■ THE PROBLEM:
Exactly reproduce each entry, leaving out nothing.

Collection entries
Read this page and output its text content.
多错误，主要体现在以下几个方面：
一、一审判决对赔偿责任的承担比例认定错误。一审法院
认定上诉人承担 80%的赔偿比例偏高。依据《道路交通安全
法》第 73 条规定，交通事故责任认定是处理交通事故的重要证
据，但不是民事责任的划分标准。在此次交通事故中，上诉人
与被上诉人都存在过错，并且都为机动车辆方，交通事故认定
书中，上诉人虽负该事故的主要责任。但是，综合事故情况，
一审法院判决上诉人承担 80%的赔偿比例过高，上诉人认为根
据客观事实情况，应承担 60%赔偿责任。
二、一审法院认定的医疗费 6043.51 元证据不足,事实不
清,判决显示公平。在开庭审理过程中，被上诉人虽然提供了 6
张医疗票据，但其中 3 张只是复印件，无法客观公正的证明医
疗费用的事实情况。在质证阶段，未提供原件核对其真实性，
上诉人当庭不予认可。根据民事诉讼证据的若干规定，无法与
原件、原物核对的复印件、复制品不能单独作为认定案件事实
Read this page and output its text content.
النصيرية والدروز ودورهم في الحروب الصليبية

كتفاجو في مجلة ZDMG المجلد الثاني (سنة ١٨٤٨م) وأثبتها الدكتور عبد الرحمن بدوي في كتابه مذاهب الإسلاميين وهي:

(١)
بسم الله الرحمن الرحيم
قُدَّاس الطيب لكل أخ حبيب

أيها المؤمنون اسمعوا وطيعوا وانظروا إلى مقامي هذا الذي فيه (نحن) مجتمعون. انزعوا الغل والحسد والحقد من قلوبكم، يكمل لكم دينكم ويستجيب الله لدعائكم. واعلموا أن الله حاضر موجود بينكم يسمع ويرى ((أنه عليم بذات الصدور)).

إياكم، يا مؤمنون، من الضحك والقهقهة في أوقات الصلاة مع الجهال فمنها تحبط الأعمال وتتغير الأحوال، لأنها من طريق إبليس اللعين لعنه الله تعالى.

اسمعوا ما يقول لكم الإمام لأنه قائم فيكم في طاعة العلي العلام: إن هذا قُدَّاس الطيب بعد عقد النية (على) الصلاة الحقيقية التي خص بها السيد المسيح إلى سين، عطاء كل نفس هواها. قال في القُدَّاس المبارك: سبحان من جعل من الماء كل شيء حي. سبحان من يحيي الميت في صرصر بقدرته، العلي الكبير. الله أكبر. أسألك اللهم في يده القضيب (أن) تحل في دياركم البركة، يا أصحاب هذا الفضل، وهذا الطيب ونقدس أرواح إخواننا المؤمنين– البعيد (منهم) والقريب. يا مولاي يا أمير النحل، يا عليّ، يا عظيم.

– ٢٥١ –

■ WRITTEN SOLUTION:
Read this page and output its text content.
多错误，主要体现在以下几个方面：
一、一审判决对赔偿责任的承担比例认定错误。一审法院
认定上诉人承担 80%的赔偿比例偏高。依据《道路交通安全
法》第 73 条规定，交通事故责任认定是处理交通事故的重要证
据，但不是民事责任的划分标准。在此次交通事故中，上诉人
与被上诉人都存在过错，并且都为机动车辆方，交通事故认定
书中，上诉人虽负该事故的主要责任。但是，综合事故情况，
一审法院判决上诉人承担 80%的赔偿比例过高，上诉人认为根
据客观事实情况，应承担 60%赔偿责任。
二、一审法院认定的医疗费 6043.51 元证据不足,事实不
清,判决显示公平。在开庭审理过程中，被上诉人虽然提供了 6
张医疗票据，但其中 3 张只是复印件，无法客观公正的证明医
疗费用的事实情况。在质证阶段，未提供原件核对其真实性，
上诉人当庭不予认可。根据民事诉讼证据的若干规定，无法与
原件、原物核对的复印件、复制品不能单独作为认定案件事实
Read this page and output its text content.
النصيرية والدروز ودورهم في الحروب الصليبية

كتفاجو في مجلة ZDMG المجلد الثاني (سنة ١٨٤٨م) وأثبتها الدكتور عبد الرحمن بدوي في كتابه مذاهب الإسلاميين وهي:

(١)
بسم الله الرحمن الرحيم
قُدَّاس الطيب لكل أخ حبيب

أيها المؤمنون اسمعوا وطيعوا وانظروا إلى مقامي هذا الذي فيه (نحن) مجتمعون. انزعوا الغل والحسد والحقد من قلوبكم، يكمل لكم دينكم ويستجيب الله لدعائكم. واعلموا أن الله حاضر موجود بينكم يسمع ويرى ((أنه عليم بذات الصدور)).

إياكم، يا مؤمنون، من الضحك والقهقهة في أوقات الصلاة مع الجهال فمنها تحبط الأعمال وتتغير الأحوال، لأنها من طريق إبليس اللعين لعنه الله تعالى.

اسمعوا ما يقول لكم الإمام لأنه قائم فيكم في طاعة العلي العلام: إن هذا قُدَّاس الطيب بعد عقد النية (على) الصلاة الحقيقية التي خص بها السيد المسيح إلى سين، عطاء كل نفس هواها. قال في القُدَّاس المبارك: سبحان من جعل من الماء كل شيء حي. سبحان من يحيي الميت في صرصر بقدرته، العلي الكبير. الله أكبر. أسألك اللهم في يده القضيب (أن) تحل في دياركم البركة، يا أصحاب هذا الفضل، وهذا الطيب ونقدس أرواح إخواننا المؤمنين– البعيد (منهم) والقريب. يا مولاي يا أمير النحل، يا عليّ، يا عظيم.

– ٢٥١ –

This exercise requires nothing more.